Available data
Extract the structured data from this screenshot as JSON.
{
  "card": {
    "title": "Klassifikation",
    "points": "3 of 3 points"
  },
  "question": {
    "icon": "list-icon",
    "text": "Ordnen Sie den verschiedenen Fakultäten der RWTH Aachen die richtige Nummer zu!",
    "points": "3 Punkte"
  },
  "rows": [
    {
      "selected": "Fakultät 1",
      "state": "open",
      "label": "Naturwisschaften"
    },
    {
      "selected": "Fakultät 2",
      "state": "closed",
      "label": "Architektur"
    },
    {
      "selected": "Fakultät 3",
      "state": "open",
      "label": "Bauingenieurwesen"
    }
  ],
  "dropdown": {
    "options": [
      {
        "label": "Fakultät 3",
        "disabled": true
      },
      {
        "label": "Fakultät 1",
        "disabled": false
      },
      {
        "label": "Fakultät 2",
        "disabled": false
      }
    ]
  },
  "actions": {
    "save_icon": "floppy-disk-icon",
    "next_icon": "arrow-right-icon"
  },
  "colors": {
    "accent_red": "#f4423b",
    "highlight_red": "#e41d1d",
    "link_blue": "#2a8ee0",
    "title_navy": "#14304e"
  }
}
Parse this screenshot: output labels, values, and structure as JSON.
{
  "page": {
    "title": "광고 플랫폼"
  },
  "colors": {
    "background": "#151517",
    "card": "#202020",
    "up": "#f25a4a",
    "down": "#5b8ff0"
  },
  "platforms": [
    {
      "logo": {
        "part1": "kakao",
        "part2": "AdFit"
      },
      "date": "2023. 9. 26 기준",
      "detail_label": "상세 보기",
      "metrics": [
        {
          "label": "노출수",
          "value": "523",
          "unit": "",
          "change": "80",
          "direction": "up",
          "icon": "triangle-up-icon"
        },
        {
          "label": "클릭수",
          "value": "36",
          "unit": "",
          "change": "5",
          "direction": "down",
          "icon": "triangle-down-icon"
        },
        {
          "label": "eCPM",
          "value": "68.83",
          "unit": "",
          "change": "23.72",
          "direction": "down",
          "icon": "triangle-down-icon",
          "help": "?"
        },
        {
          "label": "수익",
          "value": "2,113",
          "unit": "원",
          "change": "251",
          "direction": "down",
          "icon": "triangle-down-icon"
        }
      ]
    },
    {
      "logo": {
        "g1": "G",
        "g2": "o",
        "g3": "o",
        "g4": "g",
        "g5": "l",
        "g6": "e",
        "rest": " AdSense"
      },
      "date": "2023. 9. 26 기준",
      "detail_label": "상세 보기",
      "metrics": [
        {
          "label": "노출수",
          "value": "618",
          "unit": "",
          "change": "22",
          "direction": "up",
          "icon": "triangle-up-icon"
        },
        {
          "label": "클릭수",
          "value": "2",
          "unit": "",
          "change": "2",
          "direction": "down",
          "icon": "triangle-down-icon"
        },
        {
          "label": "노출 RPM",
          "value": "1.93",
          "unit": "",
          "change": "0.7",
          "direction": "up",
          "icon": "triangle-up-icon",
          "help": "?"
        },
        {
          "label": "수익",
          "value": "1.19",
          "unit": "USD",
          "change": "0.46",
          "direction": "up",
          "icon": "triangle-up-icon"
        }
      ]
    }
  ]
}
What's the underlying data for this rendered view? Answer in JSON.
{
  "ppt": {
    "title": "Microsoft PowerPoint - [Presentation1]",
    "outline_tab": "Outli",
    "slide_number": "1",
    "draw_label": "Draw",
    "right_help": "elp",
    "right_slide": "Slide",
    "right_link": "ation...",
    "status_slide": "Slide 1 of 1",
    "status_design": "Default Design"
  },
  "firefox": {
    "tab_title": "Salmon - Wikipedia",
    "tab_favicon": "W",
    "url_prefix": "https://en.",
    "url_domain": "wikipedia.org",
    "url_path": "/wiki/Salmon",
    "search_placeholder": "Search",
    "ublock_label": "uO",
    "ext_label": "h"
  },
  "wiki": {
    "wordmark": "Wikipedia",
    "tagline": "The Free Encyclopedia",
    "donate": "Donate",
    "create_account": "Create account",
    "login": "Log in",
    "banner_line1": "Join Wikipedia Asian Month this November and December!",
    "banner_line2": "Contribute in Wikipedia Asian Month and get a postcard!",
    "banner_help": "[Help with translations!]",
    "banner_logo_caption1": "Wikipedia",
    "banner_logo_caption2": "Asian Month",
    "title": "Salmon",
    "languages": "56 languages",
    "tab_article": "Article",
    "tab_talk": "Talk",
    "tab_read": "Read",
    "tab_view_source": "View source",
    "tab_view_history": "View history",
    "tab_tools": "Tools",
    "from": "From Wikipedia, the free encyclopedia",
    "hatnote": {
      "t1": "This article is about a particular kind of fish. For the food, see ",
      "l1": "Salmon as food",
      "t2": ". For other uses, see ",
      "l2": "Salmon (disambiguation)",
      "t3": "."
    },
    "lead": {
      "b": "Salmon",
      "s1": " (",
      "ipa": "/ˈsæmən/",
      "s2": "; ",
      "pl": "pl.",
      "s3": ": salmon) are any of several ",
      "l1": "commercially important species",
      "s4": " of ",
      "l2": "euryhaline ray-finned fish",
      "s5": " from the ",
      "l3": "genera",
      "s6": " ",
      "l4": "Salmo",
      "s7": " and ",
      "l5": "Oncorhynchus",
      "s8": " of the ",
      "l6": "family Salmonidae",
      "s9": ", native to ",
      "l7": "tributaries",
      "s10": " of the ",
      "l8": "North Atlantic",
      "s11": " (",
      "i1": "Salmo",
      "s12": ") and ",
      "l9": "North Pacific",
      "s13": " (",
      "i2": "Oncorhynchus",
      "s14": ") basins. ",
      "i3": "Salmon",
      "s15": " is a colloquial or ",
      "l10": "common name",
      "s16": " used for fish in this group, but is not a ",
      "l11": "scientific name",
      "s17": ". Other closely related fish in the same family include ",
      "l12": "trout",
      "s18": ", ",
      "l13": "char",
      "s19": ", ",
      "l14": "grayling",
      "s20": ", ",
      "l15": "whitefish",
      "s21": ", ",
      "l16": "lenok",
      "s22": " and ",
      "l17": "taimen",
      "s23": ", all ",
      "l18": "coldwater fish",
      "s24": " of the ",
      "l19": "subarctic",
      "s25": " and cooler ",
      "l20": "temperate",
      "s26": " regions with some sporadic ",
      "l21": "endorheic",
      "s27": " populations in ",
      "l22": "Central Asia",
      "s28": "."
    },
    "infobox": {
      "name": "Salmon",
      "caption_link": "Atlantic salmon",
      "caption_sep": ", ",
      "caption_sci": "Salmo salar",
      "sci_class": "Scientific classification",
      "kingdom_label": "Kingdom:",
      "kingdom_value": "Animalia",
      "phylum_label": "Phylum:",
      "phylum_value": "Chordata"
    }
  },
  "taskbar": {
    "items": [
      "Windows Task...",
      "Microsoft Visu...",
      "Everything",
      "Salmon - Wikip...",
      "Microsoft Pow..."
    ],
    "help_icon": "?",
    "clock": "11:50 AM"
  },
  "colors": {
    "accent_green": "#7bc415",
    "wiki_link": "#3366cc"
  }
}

Given exercise
All of the material must be reproduced exactly.

The answer
Extract the structured data from this screenshot as JSON.
{
  "card": {
    "title": "Klassifikation",
    "points": "3 of 3 points"
  },
  "question": {
    "icon": "list-icon",
    "text": "Ordnen Sie den verschiedenen Fakultäten der RWTH Aachen die richtige Nummer zu!",
    "points": "3 Punkte"
  },
  "rows": [
    {
      "selected": "Fakultät 1",
      "state": "open",
      "label": "Naturwisschaften"
    },
    {
      "selected": "Fakultät 2",
      "state": "closed",
      "label": "Architektur"
    },
    {
      "selected": "Fakultät 3",
      "state": "open",
      "label": "Bauingenieurwesen"
    }
  ],
  "dropdown": {
    "options": [
      {
        "label": "Fakultät 3",
        "disabled": true
      },
      {
        "label": "Fakultät 1",
        "disabled": false
      },
      {
        "label": "Fakultät 2",
        "disabled": false
      }
    ]
  },
  "actions": {
    "save_icon": "floppy-disk-icon",
    "next_icon": "arrow-right-icon"
  },
  "colors": {
    "accent_red": "#f4423b",
    "highlight_red": "#e41d1d",
    "link_blue": "#2a8ee0",
    "title_navy": "#14304e"
  }
}
Parse this screenshot: output labels, values, and structure as JSON.
{
  "page": {
    "title": "광고 플랫폼"
  },
  "colors": {
    "background": "#151517",
    "card": "#202020",
    "up": "#f25a4a",
    "down": "#5b8ff0"
  },
  "platforms": [
    {
      "logo": {
        "part1": "kakao",
        "part2": "AdFit"
      },
      "date": "2023. 9. 26 기준",
      "detail_label": "상세 보기",
      "metrics": [
        {
          "label": "노출수",
          "value": "523",
          "unit": "",
          "change": "80",
          "direction": "up",
          "icon": "triangle-up-icon"
        },
        {
          "label": "클릭수",
          "value": "36",
          "unit": "",
          "change": "5",
          "direction": "down",
          "icon": "triangle-down-icon"
        },
        {
          "label": "eCPM",
          "value": "68.83",
          "unit": "",
          "change": "23.72",
          "direction": "down",
          "icon": "triangle-down-icon",
          "help": "?"
        },
        {
          "label": "수익",
          "value": "2,113",
          "unit": "원",
          "change": "251",
          "direction": "down",
          "icon": "triangle-down-icon"
        }
      ]
    },
    {
      "logo": {
        "g1": "G",
        "g2": "o",
        "g3": "o",
        "g4": "g",
        "g5": "l",
        "g6": "e",
        "rest": " AdSense"
      },
      "date": "2023. 9. 26 기준",
      "detail_label": "상세 보기",
      "metrics": [
        {
          "label": "노출수",
          "value": "618",
          "unit": "",
          "change": "22",
          "direction": "up",
          "icon": "triangle-up-icon"
        },
        {
          "label": "클릭수",
          "value": "2",
          "unit": "",
          "change": "2",
          "direction": "down",
          "icon": "triangle-down-icon"
        },
        {
          "label": "노출 RPM",
          "value": "1.93",
          "unit": "",
          "change": "0.7",
          "direction": "up",
          "icon": "triangle-up-icon",
          "help": "?"
        },
        {
          "label": "수익",
          "value": "1.19",
          "unit": "USD",
          "change": "0.46",
          "direction": "up",
          "icon": "triangle-up-icon"
        }
      ]
    }
  ]
}
What's the underlying data for this rendered view? Answer in JSON.
{
  "ppt": {
    "title": "Microsoft PowerPoint - [Presentation1]",
    "outline_tab": "Outli",
    "slide_number": "1",
    "draw_label": "Draw",
    "right_help": "elp",
    "right_slide": "Slide",
    "right_link": "ation...",
    "status_slide": "Slide 1 of 1",
    "status_design": "Default Design"
  },
  "firefox": {
    "tab_title": "Salmon - Wikipedia",
    "tab_favicon": "W",
    "url_prefix": "https://en.",
    "url_domain": "wikipedia.org",
    "url_path": "/wiki/Salmon",
    "search_placeholder": "Search",
    "ublock_label": "uO",
    "ext_label": "h"
  },
  "wiki": {
    "wordmark": "Wikipedia",
    "tagline": "The Free Encyclopedia",
    "donate": "Donate",
    "create_account": "Create account",
    "login": "Log in",
    "banner_line1": "Join Wikipedia Asian Month this November and December!",
    "banner_line2": "Contribute in Wikipedia Asian Month and get a postcard!",
    "banner_help": "[Help with translations!]",
    "banner_logo_caption1": "Wikipedia",
    "banner_logo_caption2": "Asian Month",
    "title": "Salmon",
    "languages": "56 languages",
    "tab_article": "Article",
    "tab_talk": "Talk",
    "tab_read": "Read",
    "tab_view_source": "View source",
    "tab_view_history": "View history",
    "tab_tools": "Tools",
    "from": "From Wikipedia, the free encyclopedia",
    "hatnote": {
      "t1": "This article is about a particular kind of fish. For the food, see ",
      "l1": "Salmon as food",
      "t2": ". For other uses, see ",
      "l2": "Salmon (disambiguation)",
      "t3": "."
    },
    "lead": {
      "b": "Salmon",
      "s1": " (",
      "ipa": "/ˈsæmən/",
      "s2": "; ",
      "pl": "pl.",
      "s3": ": salmon) are any of several ",
      "l1": "commercially important species",
      "s4": " of ",
      "l2": "euryhaline ray-finned fish",
      "s5": " from the ",
      "l3": "genera",
      "s6": " ",
      "l4": "Salmo",
      "s7": " and ",
      "l5": "Oncorhynchus",
      "s8": " of the ",
      "l6": "family Salmonidae",
      "s9": ", native to ",
      "l7": "tributaries",
      "s10": " of the ",
      "l8": "North Atlantic",
      "s11": " (",
      "i1": "Salmo",
      "s12": ") and ",
      "l9": "North Pacific",
      "s13": " (",
      "i2": "Oncorhynchus",
      "s14": ") basins. ",
      "i3": "Salmon",
      "s15": " is a colloquial or ",
      "l10": "common name",
      "s16": " used for fish in this group, but is not a ",
      "l11": "scientific name",
      "s17": ". Other closely related fish in the same family include ",
      "l12": "trout",
      "s18": ", ",
      "l13": "char",
      "s19": ", ",
      "l14": "grayling",
      "s20": ", ",
      "l15": "whitefish",
      "s21": ", ",
      "l16": "lenok",
      "s22": " and ",
      "l17": "taimen",
      "s23": ", all ",
      "l18": "coldwater fish",
      "s24": " of the ",
      "l19": "subarctic",
      "s25": " and cooler ",
      "l20": "temperate",
      "s26": " regions with some sporadic ",
      "l21": "endorheic",
      "s27": " populations in ",
      "l22": "Central Asia",
      "s28": "."
    },
    "infobox": {
      "name": "Salmon",
      "caption_link": "Atlantic salmon",
      "caption_sep": ", ",
      "caption_sci": "Salmo salar",
      "sci_class": "Scientific classification",
      "kingdom_label": "Kingdom:",
      "kingdom_value": "Animalia",
      "phylum_label": "Phylum:",
      "phylum_value": "Chordata"
    }
  },
  "taskbar": {
    "items": [
      "Windows Task...",
      "Microsoft Visu...",
      "Everything",
      "Salmon - Wikip...",
      "Microsoft Pow..."
    ],
    "help_icon": "?",
    "clock": "11:50 AM"
  },
  "colors": {
    "accent_green": "#7bc415",
    "wiki_link": "#3366cc"
  }
}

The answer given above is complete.